[TASK GOAL] Leave every picture out and write out the records below exactly.

Stored data:
= = = =

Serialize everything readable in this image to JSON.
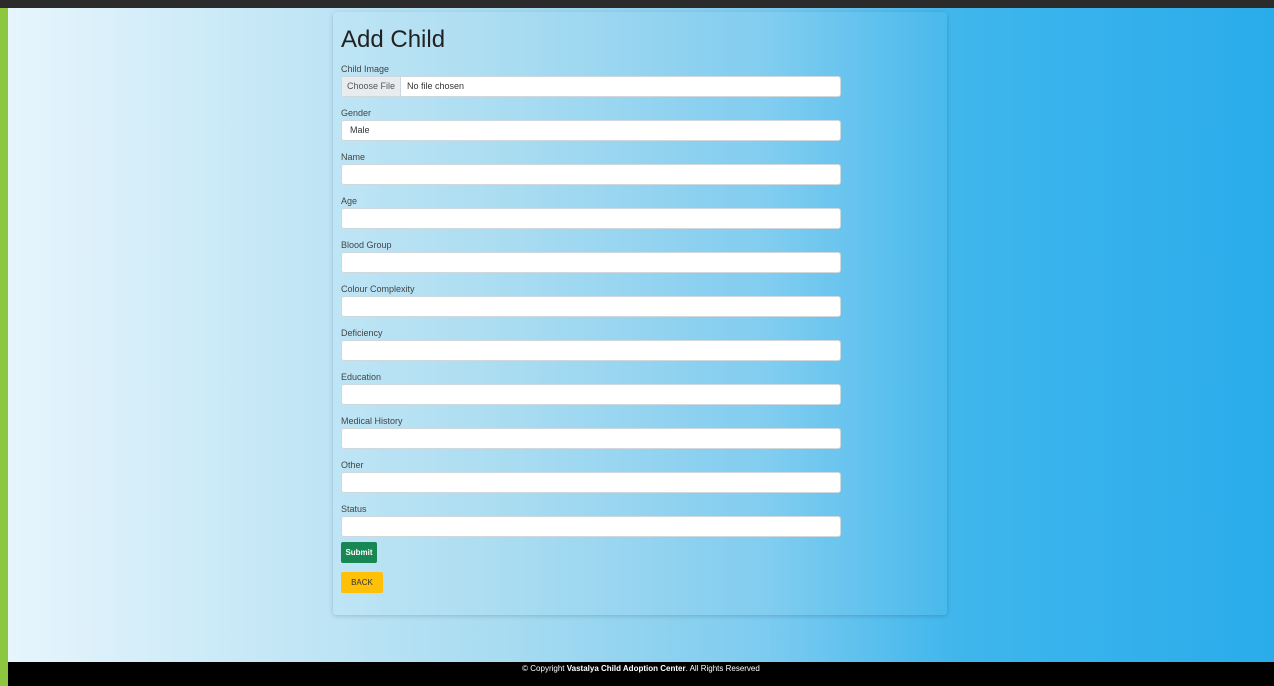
{
  "form": {
    "title": "Add Child",
    "child_image_label": "Child Image",
    "choose_file_label": "Choose File",
    "file_status": "No file chosen",
    "gender_label": "Gender",
    "gender_value": "Male",
    "name_label": "Name",
    "age_label": "Age",
    "blood_group_label": "Blood Group",
    "colour_complexity_label": "Colour Complexity",
    "deficiency_label": "Deficiency",
    "education_label": "Education",
    "medical_history_label": "Medical History",
    "other_label": "Other",
    "status_label": "Status",
    "submit_label": "Submit",
    "back_label": "BACK"
  },
  "footer": {
    "prefix": "© Copyright ",
    "org": "Vastalya Child Adoption Center",
    "suffix": ". All Rights Reserved"
  },
  "colors": {
    "submit": "#198754",
    "back": "#ffc107",
    "footer": "#000000",
    "left_border": "#8dc63f"
  }
}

= = = =

[OUTPUT FOR THIS TASK]
Serialize everything readable in this image to JSON.
{
  "form": {
    "title": "Add Child",
    "child_image_label": "Child Image",
    "choose_file_label": "Choose File",
    "file_status": "No file chosen",
    "gender_label": "Gender",
    "gender_value": "Male",
    "name_label": "Name",
    "age_label": "Age",
    "blood_group_label": "Blood Group",
    "colour_complexity_label": "Colour Complexity",
    "deficiency_label": "Deficiency",
    "education_label": "Education",
    "medical_history_label": "Medical History",
    "other_label": "Other",
    "status_label": "Status",
    "submit_label": "Submit",
    "back_label": "BACK"
  },
  "footer": {
    "prefix": "© Copyright ",
    "org": "Vastalya Child Adoption Center",
    "suffix": ". All Rights Reserved"
  },
  "colors": {
    "submit": "#198754",
    "back": "#ffc107",
    "footer": "#000000",
    "left_border": "#8dc63f"
  }
}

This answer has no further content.